Entries shown:

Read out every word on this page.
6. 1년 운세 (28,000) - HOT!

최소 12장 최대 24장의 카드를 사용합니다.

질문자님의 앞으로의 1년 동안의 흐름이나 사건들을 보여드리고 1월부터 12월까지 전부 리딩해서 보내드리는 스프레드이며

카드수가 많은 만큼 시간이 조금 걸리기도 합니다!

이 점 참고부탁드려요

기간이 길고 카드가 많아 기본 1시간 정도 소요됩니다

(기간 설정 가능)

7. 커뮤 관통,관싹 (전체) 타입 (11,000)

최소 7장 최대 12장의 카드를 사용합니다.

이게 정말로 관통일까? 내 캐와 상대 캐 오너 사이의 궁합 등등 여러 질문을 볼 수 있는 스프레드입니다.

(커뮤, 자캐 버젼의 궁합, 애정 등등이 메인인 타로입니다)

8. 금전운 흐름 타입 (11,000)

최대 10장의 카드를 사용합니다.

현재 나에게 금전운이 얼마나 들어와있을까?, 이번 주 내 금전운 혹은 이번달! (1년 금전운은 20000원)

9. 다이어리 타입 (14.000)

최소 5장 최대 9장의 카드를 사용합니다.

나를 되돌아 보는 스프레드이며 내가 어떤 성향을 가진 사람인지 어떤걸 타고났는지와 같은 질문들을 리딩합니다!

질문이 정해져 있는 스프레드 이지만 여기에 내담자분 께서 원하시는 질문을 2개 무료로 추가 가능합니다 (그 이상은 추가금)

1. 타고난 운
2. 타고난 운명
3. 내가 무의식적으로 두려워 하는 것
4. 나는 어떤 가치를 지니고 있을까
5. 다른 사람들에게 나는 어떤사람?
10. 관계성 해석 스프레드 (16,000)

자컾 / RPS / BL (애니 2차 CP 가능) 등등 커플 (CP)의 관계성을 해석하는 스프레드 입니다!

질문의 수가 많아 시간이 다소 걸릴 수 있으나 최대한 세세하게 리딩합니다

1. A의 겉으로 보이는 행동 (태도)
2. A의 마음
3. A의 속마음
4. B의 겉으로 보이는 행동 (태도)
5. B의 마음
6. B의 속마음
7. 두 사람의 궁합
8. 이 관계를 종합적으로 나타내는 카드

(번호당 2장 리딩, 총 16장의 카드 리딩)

The task: Output the whole listing above again, word for word.

The solution:
Read out every word on this page.
6. 1년 운세 (28,000) - HOT!

최소 12장 최대 24장의 카드를 사용합니다.

질문자님의 앞으로의 1년 동안의 흐름이나 사건들을 보여드리고 1월부터 12월까지 전부 리딩해서 보내드리는 스프레드이며

카드수가 많은 만큼 시간이 조금 걸리기도 합니다!

이 점 참고부탁드려요

기간이 길고 카드가 많아 기본 1시간 정도 소요됩니다

(기간 설정 가능)

7. 커뮤 관통,관싹 (전체) 타입 (11,000)

최소 7장 최대 12장의 카드를 사용합니다.

이게 정말로 관통일까? 내 캐와 상대 캐 오너 사이의 궁합 등등 여러 질문을 볼 수 있는 스프레드입니다.

(커뮤, 자캐 버젼의 궁합, 애정 등등이 메인인 타로입니다)

8. 금전운 흐름 타입 (11,000)

최대 10장의 카드를 사용합니다.

현재 나에게 금전운이 얼마나 들어와있을까?, 이번 주 내 금전운 혹은 이번달! (1년 금전운은 20000원)

9. 다이어리 타입 (14.000)

최소 5장 최대 9장의 카드를 사용합니다.

나를 되돌아 보는 스프레드이며 내가 어떤 성향을 가진 사람인지 어떤걸 타고났는지와 같은 질문들을 리딩합니다!

질문이 정해져 있는 스프레드 이지만 여기에 내담자분 께서 원하시는 질문을 2개 무료로 추가 가능합니다 (그 이상은 추가금)

1. 타고난 운
2. 타고난 운명
3. 내가 무의식적으로 두려워 하는 것
4. 나는 어떤 가치를 지니고 있을까
5. 다른 사람들에게 나는 어떤사람?
10. 관계성 해석 스프레드 (16,000)

자컾 / RPS / BL (애니 2차 CP 가능) 등등 커플 (CP)의 관계성을 해석하는 스프레드 입니다!

질문의 수가 많아 시간이 다소 걸릴 수 있으나 최대한 세세하게 리딩합니다

1. A의 겉으로 보이는 행동 (태도)
2. A의 마음
3. A의 속마음
4. B의 겉으로 보이는 행동 (태도)
5. B의 마음
6. B의 속마음
7. 두 사람의 궁합
8. 이 관계를 종합적으로 나타내는 카드

(번호당 2장 리딩, 총 16장의 카드 리딩)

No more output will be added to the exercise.